THE INPUT.
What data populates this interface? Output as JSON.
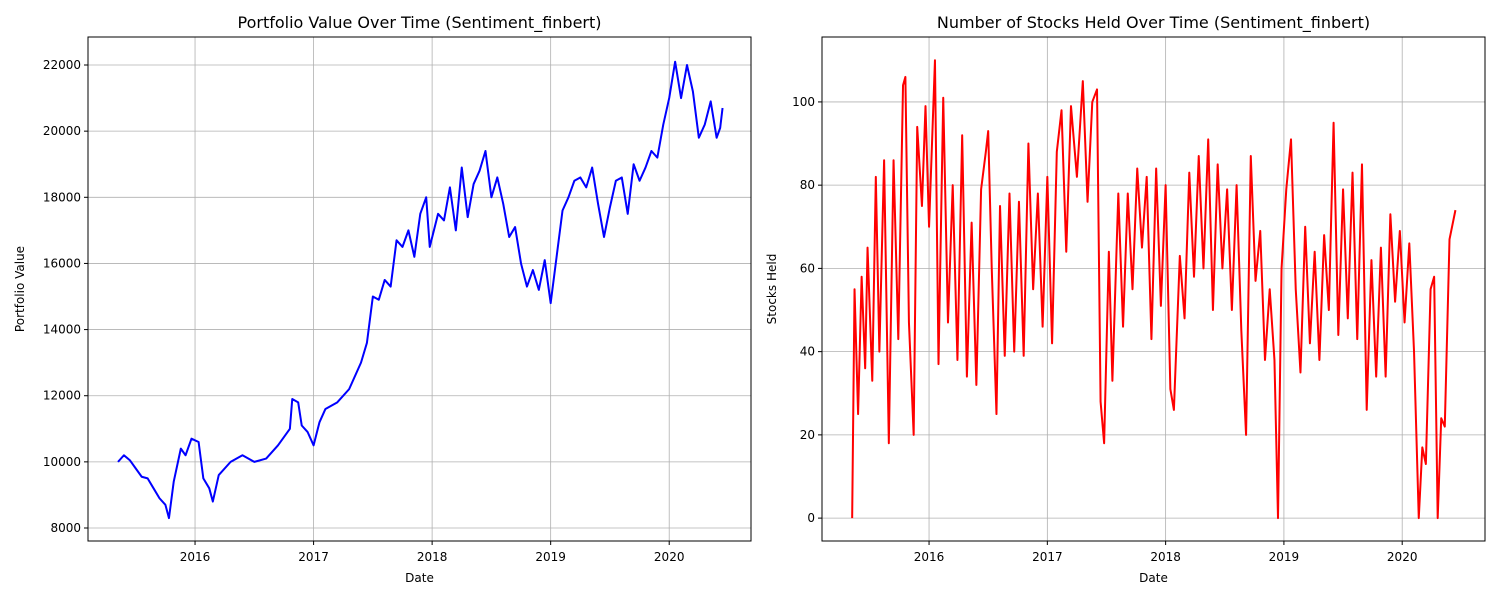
{
  "chart_data": [
    {
      "type": "line",
      "title": "Portfolio Value Over Time (Sentiment_finbert)",
      "x_label": "Date",
      "y_label": "Portfolio Value",
      "color": "#0000ff",
      "grid": true,
      "xlim": [
        2015.097,
        2020.69
      ],
      "ylim": [
        7607,
        22847
      ],
      "xticks": [
        2016,
        2017,
        2018,
        2019,
        2020
      ],
      "yticks": [
        8000,
        10000,
        12000,
        14000,
        16000,
        18000,
        20000,
        22000
      ],
      "x": [
        2015.35,
        2015.4,
        2015.45,
        2015.5,
        2015.55,
        2015.6,
        2015.65,
        2015.7,
        2015.75,
        2015.78,
        2015.82,
        2015.88,
        2015.92,
        2015.97,
        2016.03,
        2016.07,
        2016.12,
        2016.15,
        2016.2,
        2016.3,
        2016.4,
        2016.5,
        2016.6,
        2016.7,
        2016.8,
        2016.82,
        2016.87,
        2016.9,
        2016.95,
        2017.0,
        2017.05,
        2017.1,
        2017.2,
        2017.3,
        2017.4,
        2017.45,
        2017.5,
        2017.55,
        2017.6,
        2017.65,
        2017.7,
        2017.75,
        2017.8,
        2017.85,
        2017.9,
        2017.95,
        2017.98,
        2018.05,
        2018.1,
        2018.15,
        2018.2,
        2018.25,
        2018.3,
        2018.35,
        2018.4,
        2018.45,
        2018.5,
        2018.55,
        2018.6,
        2018.65,
        2018.7,
        2018.75,
        2018.8,
        2018.85,
        2018.9,
        2018.95,
        2019.0,
        2019.05,
        2019.1,
        2019.15,
        2019.2,
        2019.25,
        2019.3,
        2019.35,
        2019.4,
        2019.45,
        2019.5,
        2019.55,
        2019.6,
        2019.65,
        2019.7,
        2019.75,
        2019.8,
        2019.85,
        2019.9,
        2019.95,
        2020.0,
        2020.05,
        2020.1,
        2020.15,
        2020.2,
        2020.25,
        2020.3,
        2020.35,
        2020.4,
        2020.43,
        2020.45
      ],
      "values": [
        10000,
        10200,
        10050,
        9800,
        9550,
        9500,
        9200,
        8900,
        8700,
        8300,
        9400,
        10400,
        10200,
        10700,
        10600,
        9500,
        9200,
        8800,
        9600,
        10000,
        10200,
        10000,
        10100,
        10500,
        11000,
        11900,
        11800,
        11100,
        10900,
        10500,
        11200,
        11600,
        11800,
        12200,
        13000,
        13600,
        15000,
        14900,
        15500,
        15300,
        16700,
        16500,
        17000,
        16200,
        17500,
        18000,
        16500,
        17500,
        17300,
        18300,
        17000,
        18900,
        17400,
        18400,
        18800,
        19400,
        18000,
        18600,
        17800,
        16800,
        17100,
        16000,
        15300,
        15800,
        15200,
        16100,
        14800,
        16200,
        17600,
        18000,
        18500,
        18600,
        18300,
        18900,
        17800,
        16800,
        17700,
        18500,
        18600,
        17500,
        19000,
        18500,
        18900,
        19400,
        19200,
        20200,
        21000,
        22100,
        21000,
        22000,
        21200,
        19800,
        20200,
        20900,
        19800,
        20100,
        20700
      ]
    },
    {
      "type": "line",
      "title": "Number of Stocks Held Over Time (Sentiment_finbert)",
      "x_label": "Date",
      "y_label": "Stocks Held",
      "color": "#ff0000",
      "grid": true,
      "xlim": [
        2015.095,
        2020.7
      ],
      "ylim": [
        -5.5,
        115.6
      ],
      "xticks": [
        2016,
        2017,
        2018,
        2019,
        2020
      ],
      "yticks": [
        0,
        20,
        40,
        60,
        80,
        100
      ],
      "x": [
        2015.35,
        2015.37,
        2015.4,
        2015.43,
        2015.46,
        2015.48,
        2015.52,
        2015.55,
        2015.58,
        2015.62,
        2015.66,
        2015.7,
        2015.74,
        2015.78,
        2015.8,
        2015.83,
        2015.87,
        2015.9,
        2015.94,
        2015.97,
        2016.0,
        2016.05,
        2016.08,
        2016.12,
        2016.16,
        2016.2,
        2016.24,
        2016.28,
        2016.32,
        2016.36,
        2016.4,
        2016.44,
        2016.48,
        2016.5,
        2016.53,
        2016.57,
        2016.6,
        2016.64,
        2016.68,
        2016.72,
        2016.76,
        2016.8,
        2016.84,
        2016.88,
        2016.92,
        2016.96,
        2017.0,
        2017.04,
        2017.08,
        2017.12,
        2017.16,
        2017.2,
        2017.25,
        2017.3,
        2017.34,
        2017.38,
        2017.42,
        2017.45,
        2017.48,
        2017.52,
        2017.55,
        2017.6,
        2017.64,
        2017.68,
        2017.72,
        2017.76,
        2017.8,
        2017.84,
        2017.88,
        2017.92,
        2017.96,
        2018.0,
        2018.04,
        2018.07,
        2018.12,
        2018.16,
        2018.2,
        2018.24,
        2018.28,
        2018.32,
        2018.36,
        2018.4,
        2018.44,
        2018.48,
        2018.52,
        2018.56,
        2018.6,
        2018.64,
        2018.68,
        2018.72,
        2018.76,
        2018.8,
        2018.84,
        2018.88,
        2018.92,
        2018.95,
        2018.98,
        2019.02,
        2019.06,
        2019.1,
        2019.14,
        2019.18,
        2019.22,
        2019.26,
        2019.3,
        2019.34,
        2019.38,
        2019.42,
        2019.46,
        2019.5,
        2019.54,
        2019.58,
        2019.62,
        2019.66,
        2019.7,
        2019.74,
        2019.78,
        2019.82,
        2019.86,
        2019.9,
        2019.94,
        2019.98,
        2020.02,
        2020.06,
        2020.1,
        2020.14,
        2020.17,
        2020.2,
        2020.24,
        2020.27,
        2020.3,
        2020.33,
        2020.36,
        2020.4,
        2020.45
      ],
      "values": [
        0,
        55,
        25,
        58,
        36,
        65,
        33,
        82,
        40,
        86,
        18,
        86,
        43,
        104,
        106,
        47,
        20,
        94,
        75,
        99,
        70,
        110,
        37,
        101,
        47,
        80,
        38,
        92,
        34,
        71,
        32,
        79,
        88,
        93,
        60,
        25,
        75,
        39,
        78,
        40,
        76,
        39,
        90,
        55,
        78,
        46,
        82,
        42,
        88,
        98,
        64,
        99,
        82,
        105,
        76,
        100,
        103,
        28,
        18,
        64,
        33,
        78,
        46,
        78,
        55,
        84,
        65,
        82,
        43,
        84,
        51,
        80,
        31,
        26,
        63,
        48,
        83,
        58,
        87,
        60,
        91,
        50,
        85,
        60,
        79,
        50,
        80,
        45,
        20,
        87,
        57,
        69,
        38,
        55,
        38,
        0,
        60,
        79,
        91,
        55,
        35,
        70,
        42,
        64,
        38,
        68,
        50,
        95,
        44,
        79,
        48,
        83,
        43,
        85,
        26,
        62,
        34,
        65,
        34,
        73,
        52,
        69,
        47,
        66,
        40,
        0,
        17,
        13,
        55,
        58,
        0,
        24,
        22,
        67,
        74
      ]
    }
  ]
}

AIM.
The entries above are to be returned exactly, without their pictures.

CORRECT RESULT.
What data populates this interface? Output as JSON.
{
  "chart_data": [
    {
      "type": "line",
      "title": "Portfolio Value Over Time (Sentiment_finbert)",
      "x_label": "Date",
      "y_label": "Portfolio Value",
      "color": "#0000ff",
      "grid": true,
      "xlim": [
        2015.097,
        2020.69
      ],
      "ylim": [
        7607,
        22847
      ],
      "xticks": [
        2016,
        2017,
        2018,
        2019,
        2020
      ],
      "yticks": [
        8000,
        10000,
        12000,
        14000,
        16000,
        18000,
        20000,
        22000
      ],
      "x": [
        2015.35,
        2015.4,
        2015.45,
        2015.5,
        2015.55,
        2015.6,
        2015.65,
        2015.7,
        2015.75,
        2015.78,
        2015.82,
        2015.88,
        2015.92,
        2015.97,
        2016.03,
        2016.07,
        2016.12,
        2016.15,
        2016.2,
        2016.3,
        2016.4,
        2016.5,
        2016.6,
        2016.7,
        2016.8,
        2016.82,
        2016.87,
        2016.9,
        2016.95,
        2017.0,
        2017.05,
        2017.1,
        2017.2,
        2017.3,
        2017.4,
        2017.45,
        2017.5,
        2017.55,
        2017.6,
        2017.65,
        2017.7,
        2017.75,
        2017.8,
        2017.85,
        2017.9,
        2017.95,
        2017.98,
        2018.05,
        2018.1,
        2018.15,
        2018.2,
        2018.25,
        2018.3,
        2018.35,
        2018.4,
        2018.45,
        2018.5,
        2018.55,
        2018.6,
        2018.65,
        2018.7,
        2018.75,
        2018.8,
        2018.85,
        2018.9,
        2018.95,
        2019.0,
        2019.05,
        2019.1,
        2019.15,
        2019.2,
        2019.25,
        2019.3,
        2019.35,
        2019.4,
        2019.45,
        2019.5,
        2019.55,
        2019.6,
        2019.65,
        2019.7,
        2019.75,
        2019.8,
        2019.85,
        2019.9,
        2019.95,
        2020.0,
        2020.05,
        2020.1,
        2020.15,
        2020.2,
        2020.25,
        2020.3,
        2020.35,
        2020.4,
        2020.43,
        2020.45
      ],
      "values": [
        10000,
        10200,
        10050,
        9800,
        9550,
        9500,
        9200,
        8900,
        8700,
        8300,
        9400,
        10400,
        10200,
        10700,
        10600,
        9500,
        9200,
        8800,
        9600,
        10000,
        10200,
        10000,
        10100,
        10500,
        11000,
        11900,
        11800,
        11100,
        10900,
        10500,
        11200,
        11600,
        11800,
        12200,
        13000,
        13600,
        15000,
        14900,
        15500,
        15300,
        16700,
        16500,
        17000,
        16200,
        17500,
        18000,
        16500,
        17500,
        17300,
        18300,
        17000,
        18900,
        17400,
        18400,
        18800,
        19400,
        18000,
        18600,
        17800,
        16800,
        17100,
        16000,
        15300,
        15800,
        15200,
        16100,
        14800,
        16200,
        17600,
        18000,
        18500,
        18600,
        18300,
        18900,
        17800,
        16800,
        17700,
        18500,
        18600,
        17500,
        19000,
        18500,
        18900,
        19400,
        19200,
        20200,
        21000,
        22100,
        21000,
        22000,
        21200,
        19800,
        20200,
        20900,
        19800,
        20100,
        20700
      ]
    },
    {
      "type": "line",
      "title": "Number of Stocks Held Over Time (Sentiment_finbert)",
      "x_label": "Date",
      "y_label": "Stocks Held",
      "color": "#ff0000",
      "grid": true,
      "xlim": [
        2015.095,
        2020.7
      ],
      "ylim": [
        -5.5,
        115.6
      ],
      "xticks": [
        2016,
        2017,
        2018,
        2019,
        2020
      ],
      "yticks": [
        0,
        20,
        40,
        60,
        80,
        100
      ],
      "x": [
        2015.35,
        2015.37,
        2015.4,
        2015.43,
        2015.46,
        2015.48,
        2015.52,
        2015.55,
        2015.58,
        2015.62,
        2015.66,
        2015.7,
        2015.74,
        2015.78,
        2015.8,
        2015.83,
        2015.87,
        2015.9,
        2015.94,
        2015.97,
        2016.0,
        2016.05,
        2016.08,
        2016.12,
        2016.16,
        2016.2,
        2016.24,
        2016.28,
        2016.32,
        2016.36,
        2016.4,
        2016.44,
        2016.48,
        2016.5,
        2016.53,
        2016.57,
        2016.6,
        2016.64,
        2016.68,
        2016.72,
        2016.76,
        2016.8,
        2016.84,
        2016.88,
        2016.92,
        2016.96,
        2017.0,
        2017.04,
        2017.08,
        2017.12,
        2017.16,
        2017.2,
        2017.25,
        2017.3,
        2017.34,
        2017.38,
        2017.42,
        2017.45,
        2017.48,
        2017.52,
        2017.55,
        2017.6,
        2017.64,
        2017.68,
        2017.72,
        2017.76,
        2017.8,
        2017.84,
        2017.88,
        2017.92,
        2017.96,
        2018.0,
        2018.04,
        2018.07,
        2018.12,
        2018.16,
        2018.2,
        2018.24,
        2018.28,
        2018.32,
        2018.36,
        2018.4,
        2018.44,
        2018.48,
        2018.52,
        2018.56,
        2018.6,
        2018.64,
        2018.68,
        2018.72,
        2018.76,
        2018.8,
        2018.84,
        2018.88,
        2018.92,
        2018.95,
        2018.98,
        2019.02,
        2019.06,
        2019.1,
        2019.14,
        2019.18,
        2019.22,
        2019.26,
        2019.3,
        2019.34,
        2019.38,
        2019.42,
        2019.46,
        2019.5,
        2019.54,
        2019.58,
        2019.62,
        2019.66,
        2019.7,
        2019.74,
        2019.78,
        2019.82,
        2019.86,
        2019.9,
        2019.94,
        2019.98,
        2020.02,
        2020.06,
        2020.1,
        2020.14,
        2020.17,
        2020.2,
        2020.24,
        2020.27,
        2020.3,
        2020.33,
        2020.36,
        2020.4,
        2020.45
      ],
      "values": [
        0,
        55,
        25,
        58,
        36,
        65,
        33,
        82,
        40,
        86,
        18,
        86,
        43,
        104,
        106,
        47,
        20,
        94,
        75,
        99,
        70,
        110,
        37,
        101,
        47,
        80,
        38,
        92,
        34,
        71,
        32,
        79,
        88,
        93,
        60,
        25,
        75,
        39,
        78,
        40,
        76,
        39,
        90,
        55,
        78,
        46,
        82,
        42,
        88,
        98,
        64,
        99,
        82,
        105,
        76,
        100,
        103,
        28,
        18,
        64,
        33,
        78,
        46,
        78,
        55,
        84,
        65,
        82,
        43,
        84,
        51,
        80,
        31,
        26,
        63,
        48,
        83,
        58,
        87,
        60,
        91,
        50,
        85,
        60,
        79,
        50,
        80,
        45,
        20,
        87,
        57,
        69,
        38,
        55,
        38,
        0,
        60,
        79,
        91,
        55,
        35,
        70,
        42,
        64,
        38,
        68,
        50,
        95,
        44,
        79,
        48,
        83,
        43,
        85,
        26,
        62,
        34,
        65,
        34,
        73,
        52,
        69,
        47,
        66,
        40,
        0,
        17,
        13,
        55,
        58,
        0,
        24,
        22,
        67,
        74
      ]
    }
  ]
}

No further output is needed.